Problem description:
Find how many lines hold the word "color". Give only the number.

* Start *

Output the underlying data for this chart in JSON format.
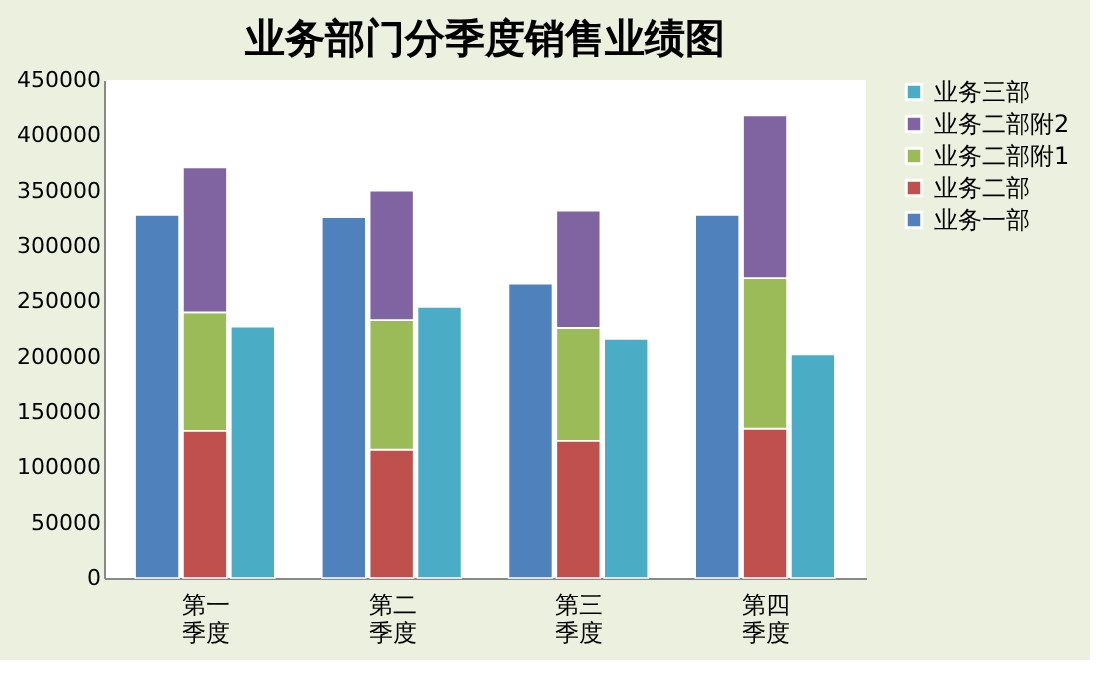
{
  "chart_data": {
    "type": "bar",
    "title": "业务部门分季度销售业绩图",
    "stacked": true,
    "categories": [
      null,
      "第一季度",
      null,
      null,
      "第二季度",
      null,
      null,
      "第三季度",
      null,
      null,
      "第四季度",
      null
    ],
    "series": [
      {
        "name": "业务一部",
        "color": "#4f81bd",
        "values": [
          328000,
          null,
          null,
          326000,
          null,
          null,
          266000,
          null,
          null,
          328000,
          null,
          null
        ]
      },
      {
        "name": "业务二部",
        "color": "#c0504d",
        "values": [
          null,
          133000,
          null,
          null,
          116000,
          null,
          null,
          124000,
          null,
          null,
          135000,
          null
        ]
      },
      {
        "name": "业务二部附1",
        "color": "#9bbb59",
        "values": [
          null,
          107000,
          null,
          null,
          117000,
          null,
          null,
          102000,
          null,
          null,
          136000,
          null
        ]
      },
      {
        "name": "业务二部附2",
        "color": "#8064a2",
        "values": [
          null,
          131000,
          null,
          null,
          117000,
          null,
          null,
          106000,
          null,
          null,
          147000,
          null
        ]
      },
      {
        "name": "业务三部",
        "color": "#4bacc6",
        "values": [
          null,
          null,
          227000,
          null,
          null,
          245000,
          null,
          null,
          216000,
          null,
          null,
          202000
        ]
      }
    ],
    "ylim": [
      0,
      450000
    ],
    "yticks": [
      0,
      50000,
      100000,
      150000,
      200000,
      250000,
      300000,
      350000,
      400000,
      450000
    ],
    "grid": false,
    "legend": "right"
  }
}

* End *

Answer to this exercise:
5